* AIM OF THE TASK: Every entry should be repeated exactly. Omit the pictures.

* INPUT FOR THIS TASK:
╔══
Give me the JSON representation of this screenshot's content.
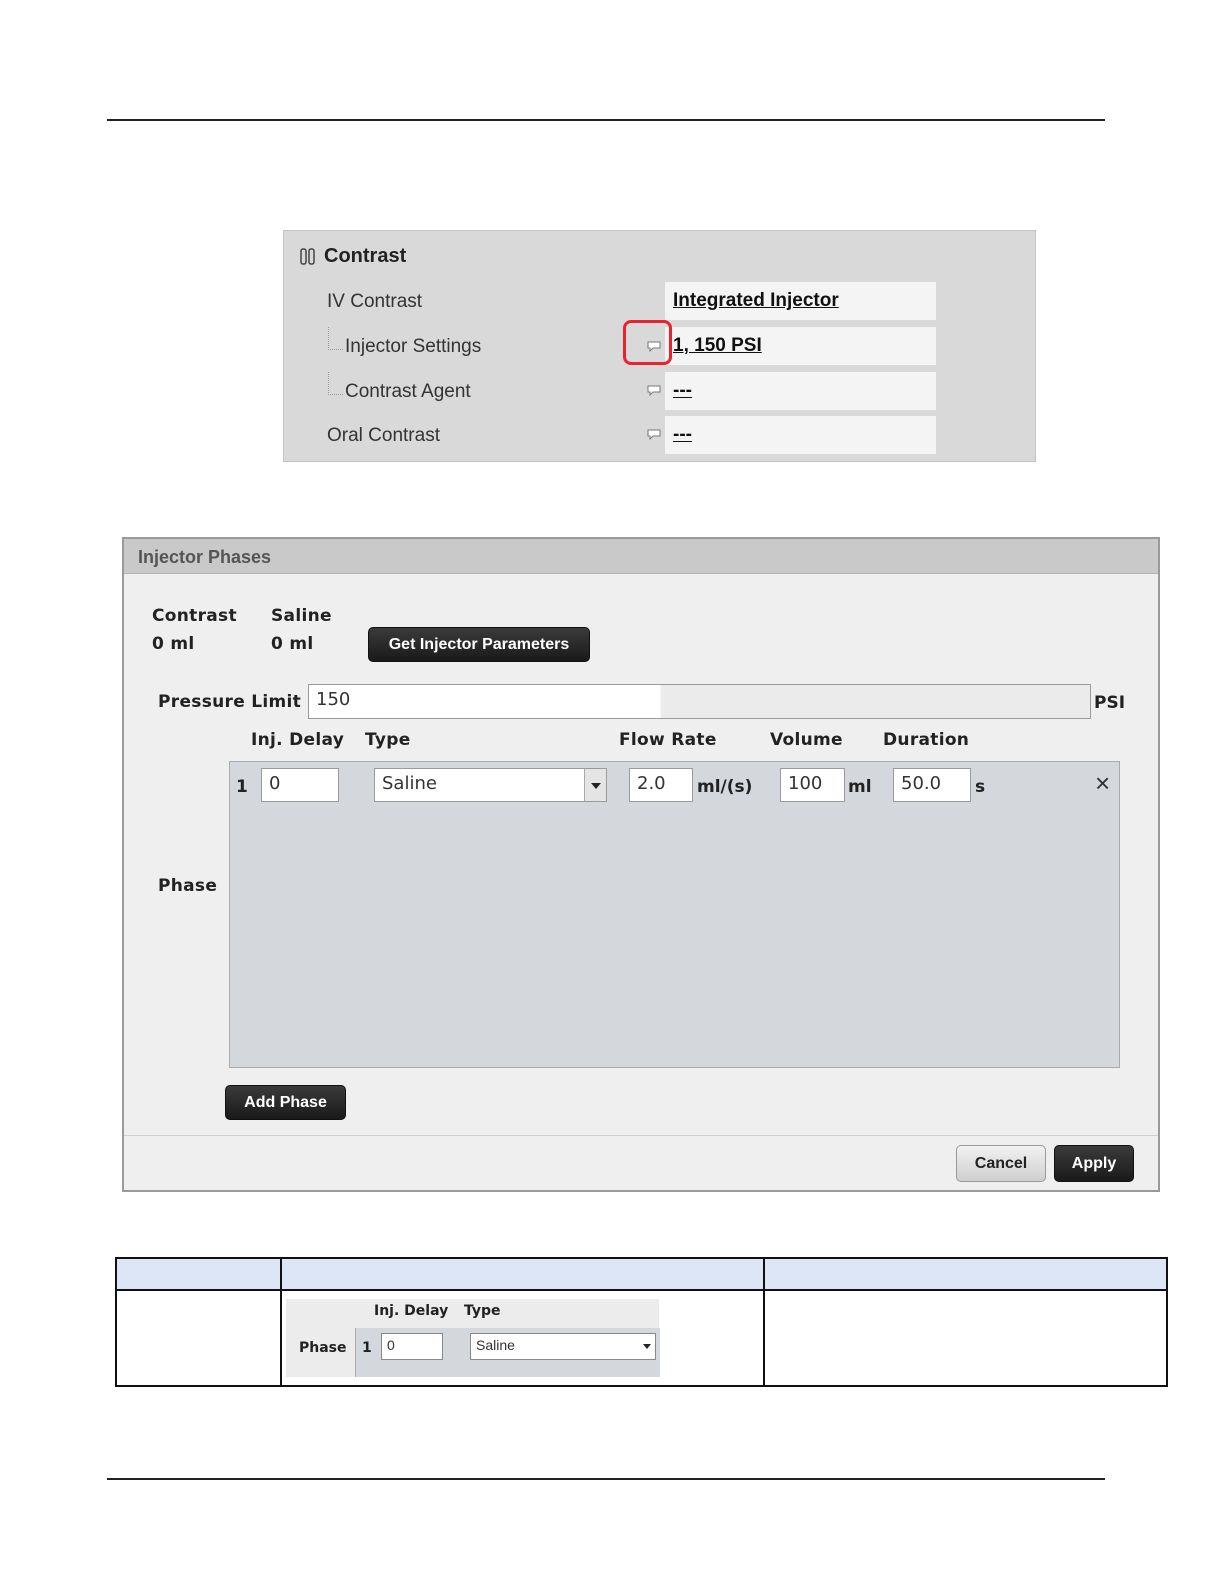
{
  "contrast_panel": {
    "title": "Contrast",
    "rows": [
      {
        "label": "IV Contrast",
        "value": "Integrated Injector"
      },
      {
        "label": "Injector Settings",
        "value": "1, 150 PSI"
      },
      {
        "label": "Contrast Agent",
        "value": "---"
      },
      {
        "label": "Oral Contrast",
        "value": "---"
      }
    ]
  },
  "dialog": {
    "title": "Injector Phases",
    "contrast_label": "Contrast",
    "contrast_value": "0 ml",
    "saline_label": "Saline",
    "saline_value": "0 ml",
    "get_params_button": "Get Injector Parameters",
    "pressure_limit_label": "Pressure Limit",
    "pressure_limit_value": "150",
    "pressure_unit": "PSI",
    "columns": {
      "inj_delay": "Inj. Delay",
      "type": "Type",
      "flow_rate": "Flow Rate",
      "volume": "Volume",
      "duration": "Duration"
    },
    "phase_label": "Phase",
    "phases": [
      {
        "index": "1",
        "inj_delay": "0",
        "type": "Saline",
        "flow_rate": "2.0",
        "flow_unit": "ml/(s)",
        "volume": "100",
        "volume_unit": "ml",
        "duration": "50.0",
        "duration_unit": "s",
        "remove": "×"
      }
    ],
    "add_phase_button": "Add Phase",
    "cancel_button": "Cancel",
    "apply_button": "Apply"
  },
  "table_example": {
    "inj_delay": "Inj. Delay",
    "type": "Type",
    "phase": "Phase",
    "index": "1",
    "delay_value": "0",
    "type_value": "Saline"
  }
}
╚══
* RESPONSE TO THIS EXERCISE:
Give me the JSON representation of this screenshot's content.
{
  "contrast_panel": {
    "title": "Contrast",
    "rows": [
      {
        "label": "IV Contrast",
        "value": "Integrated Injector"
      },
      {
        "label": "Injector Settings",
        "value": "1, 150 PSI"
      },
      {
        "label": "Contrast Agent",
        "value": "---"
      },
      {
        "label": "Oral Contrast",
        "value": "---"
      }
    ]
  },
  "dialog": {
    "title": "Injector Phases",
    "contrast_label": "Contrast",
    "contrast_value": "0 ml",
    "saline_label": "Saline",
    "saline_value": "0 ml",
    "get_params_button": "Get Injector Parameters",
    "pressure_limit_label": "Pressure Limit",
    "pressure_limit_value": "150",
    "pressure_unit": "PSI",
    "columns": {
      "inj_delay": "Inj. Delay",
      "type": "Type",
      "flow_rate": "Flow Rate",
      "volume": "Volume",
      "duration": "Duration"
    },
    "phase_label": "Phase",
    "phases": [
      {
        "index": "1",
        "inj_delay": "0",
        "type": "Saline",
        "flow_rate": "2.0",
        "flow_unit": "ml/(s)",
        "volume": "100",
        "volume_unit": "ml",
        "duration": "50.0",
        "duration_unit": "s",
        "remove": "×"
      }
    ],
    "add_phase_button": "Add Phase",
    "cancel_button": "Cancel",
    "apply_button": "Apply"
  },
  "table_example": {
    "inj_delay": "Inj. Delay",
    "type": "Type",
    "phase": "Phase",
    "index": "1",
    "delay_value": "0",
    "type_value": "Saline"
  }
}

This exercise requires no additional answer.